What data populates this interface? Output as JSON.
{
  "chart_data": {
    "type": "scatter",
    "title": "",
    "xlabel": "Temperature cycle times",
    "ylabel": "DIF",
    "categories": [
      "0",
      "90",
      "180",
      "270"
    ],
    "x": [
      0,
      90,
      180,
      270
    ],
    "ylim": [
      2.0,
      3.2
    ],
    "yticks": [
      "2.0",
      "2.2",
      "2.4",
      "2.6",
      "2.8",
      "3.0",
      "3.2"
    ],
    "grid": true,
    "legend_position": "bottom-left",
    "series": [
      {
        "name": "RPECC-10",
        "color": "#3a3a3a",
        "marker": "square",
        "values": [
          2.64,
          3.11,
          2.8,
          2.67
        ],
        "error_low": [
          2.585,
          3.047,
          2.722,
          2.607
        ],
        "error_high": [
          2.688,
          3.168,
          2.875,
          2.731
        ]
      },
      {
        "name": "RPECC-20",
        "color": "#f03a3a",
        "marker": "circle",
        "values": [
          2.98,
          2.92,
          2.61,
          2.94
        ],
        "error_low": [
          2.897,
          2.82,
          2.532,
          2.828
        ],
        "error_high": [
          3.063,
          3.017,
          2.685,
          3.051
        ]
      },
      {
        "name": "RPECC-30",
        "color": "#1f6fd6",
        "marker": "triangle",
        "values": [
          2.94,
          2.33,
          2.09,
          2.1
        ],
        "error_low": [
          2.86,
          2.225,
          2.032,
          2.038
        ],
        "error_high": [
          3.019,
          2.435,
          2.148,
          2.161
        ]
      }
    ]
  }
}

REQUIRED TASK
Write out every line of the material again, exactly as it reads.

WRITTEN RESPONSE
What data populates this interface? Output as JSON.
{
  "chart_data": {
    "type": "scatter",
    "title": "",
    "xlabel": "Temperature cycle times",
    "ylabel": "DIF",
    "categories": [
      "0",
      "90",
      "180",
      "270"
    ],
    "x": [
      0,
      90,
      180,
      270
    ],
    "ylim": [
      2.0,
      3.2
    ],
    "yticks": [
      "2.0",
      "2.2",
      "2.4",
      "2.6",
      "2.8",
      "3.0",
      "3.2"
    ],
    "grid": true,
    "legend_position": "bottom-left",
    "series": [
      {
        "name": "RPECC-10",
        "color": "#3a3a3a",
        "marker": "square",
        "values": [
          2.64,
          3.11,
          2.8,
          2.67
        ],
        "error_low": [
          2.585,
          3.047,
          2.722,
          2.607
        ],
        "error_high": [
          2.688,
          3.168,
          2.875,
          2.731
        ]
      },
      {
        "name": "RPECC-20",
        "color": "#f03a3a",
        "marker": "circle",
        "values": [
          2.98,
          2.92,
          2.61,
          2.94
        ],
        "error_low": [
          2.897,
          2.82,
          2.532,
          2.828
        ],
        "error_high": [
          3.063,
          3.017,
          2.685,
          3.051
        ]
      },
      {
        "name": "RPECC-30",
        "color": "#1f6fd6",
        "marker": "triangle",
        "values": [
          2.94,
          2.33,
          2.09,
          2.1
        ],
        "error_low": [
          2.86,
          2.225,
          2.032,
          2.038
        ],
        "error_high": [
          3.019,
          2.435,
          2.148,
          2.161
        ]
      }
    ]
  }
}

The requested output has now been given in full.